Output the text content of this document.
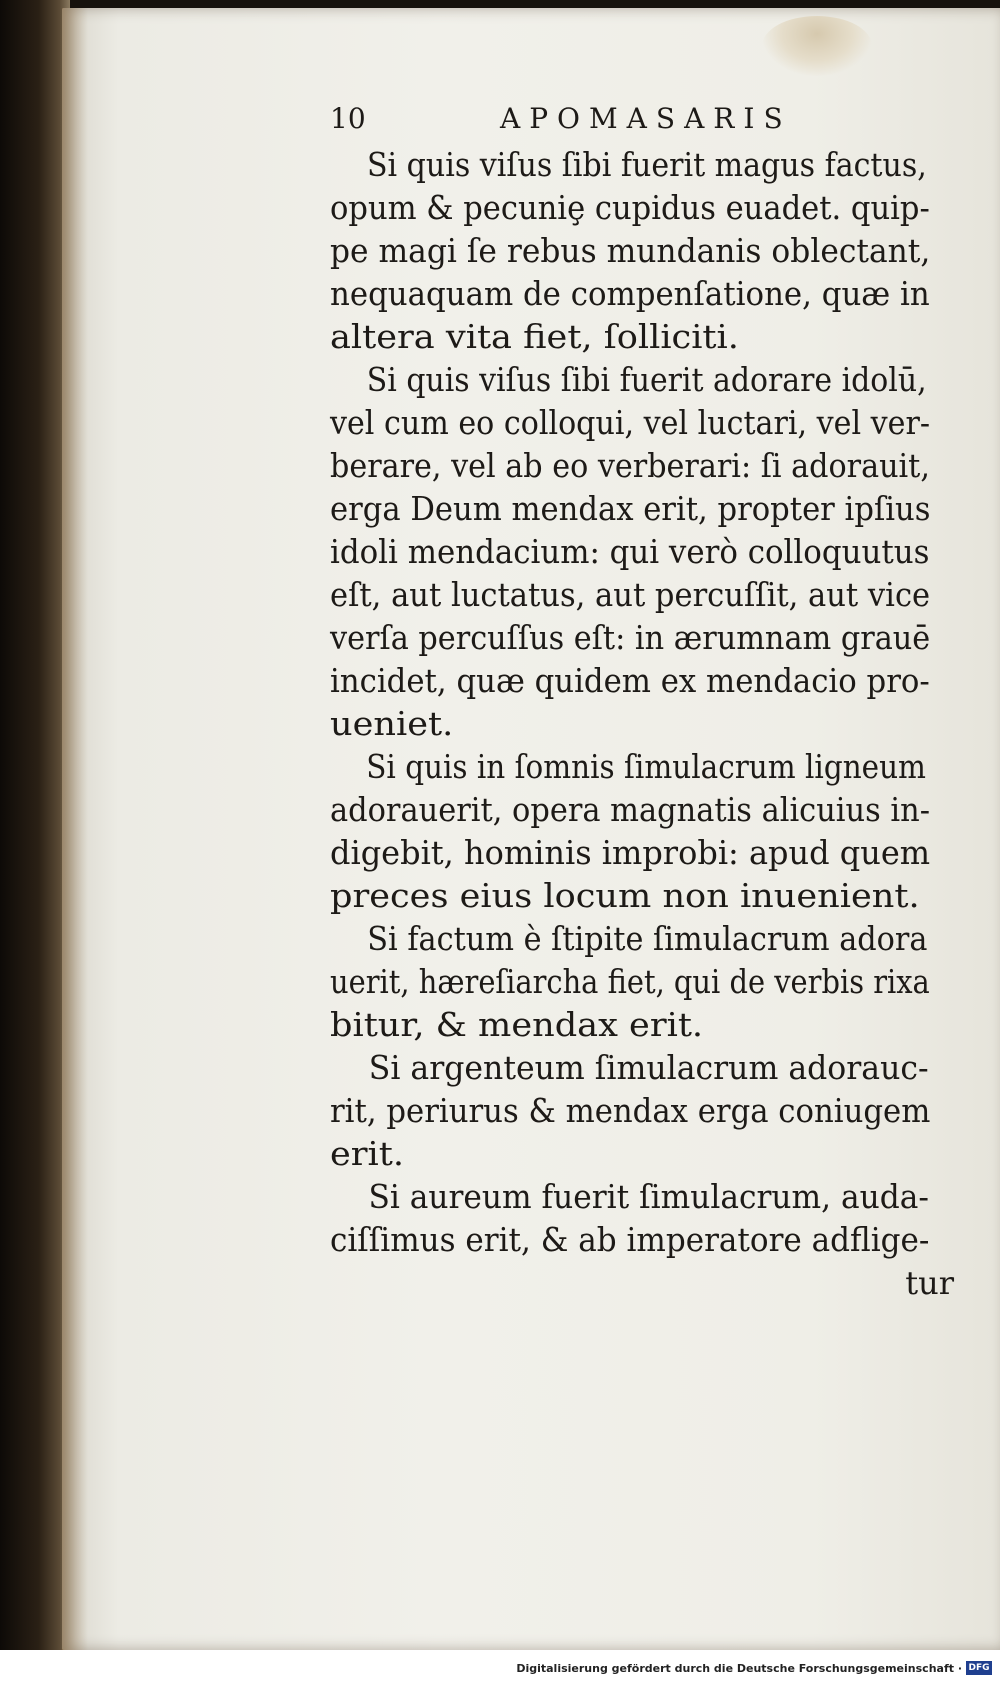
10	APOMASARIS
Si quis viſus ſibi fuerit magus factus,
opum & pecuniȩ cupidus euadet. quip-
pe magi ſe rebus mundanis oblectant,
nequaquam de compenſatione, quæ in
altera vita fiet, ſolliciti.
Si quis viſus ſibi fuerit adorare idolū,
vel cum eo colloqui, vel luctari, vel ver-
berare, vel ab eo verberari: ſi adorauit,
erga Deum mendax erit, propter ipſius
idoli mendacium: qui verò colloquutus
eſt, aut luctatus, aut percuſſit, aut vice
verſa percuſſus eſt: in ærumnam grauē
incidet, quæ quidem ex mendacio pro-
ueniet.
Si quis in ſomnis ſimulacrum ligneum
adorauerit, opera magnatis alicuius in-
digebit, hominis improbi: apud quem
preces eius locum non inuenient.
Si factum è ſtipite ſimulacrum adora
uerit, hæreſiarcha fiet, qui de verbis rixa
bitur, & mendax erit.
Si argenteum ſimulacrum adorauc-
rit, periurus & mendax erga coniugem
erit.
Si aureum fuerit ſimulacrum, auda-
ciſſimus erit, & ab imperatore adflige-
tur
Digitalisierung gefördert durch die Deutsche Forschungsgemeinschaft · DFG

EXERCISE TASK:
Leave out the pictures and give the rest of the records again exactly.

RESULT BELOW:
Output the text content of this document.
10	APOMASARIS
Si quis viſus ſibi fuerit magus factus,
opum & pecuniȩ cupidus euadet. quip-
pe magi ſe rebus mundanis oblectant,
nequaquam de compenſatione, quæ in
altera vita fiet, ſolliciti.
Si quis viſus ſibi fuerit adorare idolū,
vel cum eo colloqui, vel luctari, vel ver-
berare, vel ab eo verberari: ſi adorauit,
erga Deum mendax erit, propter ipſius
idoli mendacium: qui verò colloquutus
eſt, aut luctatus, aut percuſſit, aut vice
verſa percuſſus eſt: in ærumnam grauē
incidet, quæ quidem ex mendacio pro-
ueniet.
Si quis in ſomnis ſimulacrum ligneum
adorauerit, opera magnatis alicuius in-
digebit, hominis improbi: apud quem
preces eius locum non inuenient.
Si factum è ſtipite ſimulacrum adora
uerit, hæreſiarcha fiet, qui de verbis rixa
bitur, & mendax erit.
Si argenteum ſimulacrum adorauc-
rit, periurus & mendax erga coniugem
erit.
Si aureum fuerit ſimulacrum, auda-
ciſſimus erit, & ab imperatore adflige-
tur
Digitalisierung gefördert durch die Deutsche Forschungsgemeinschaft · DFG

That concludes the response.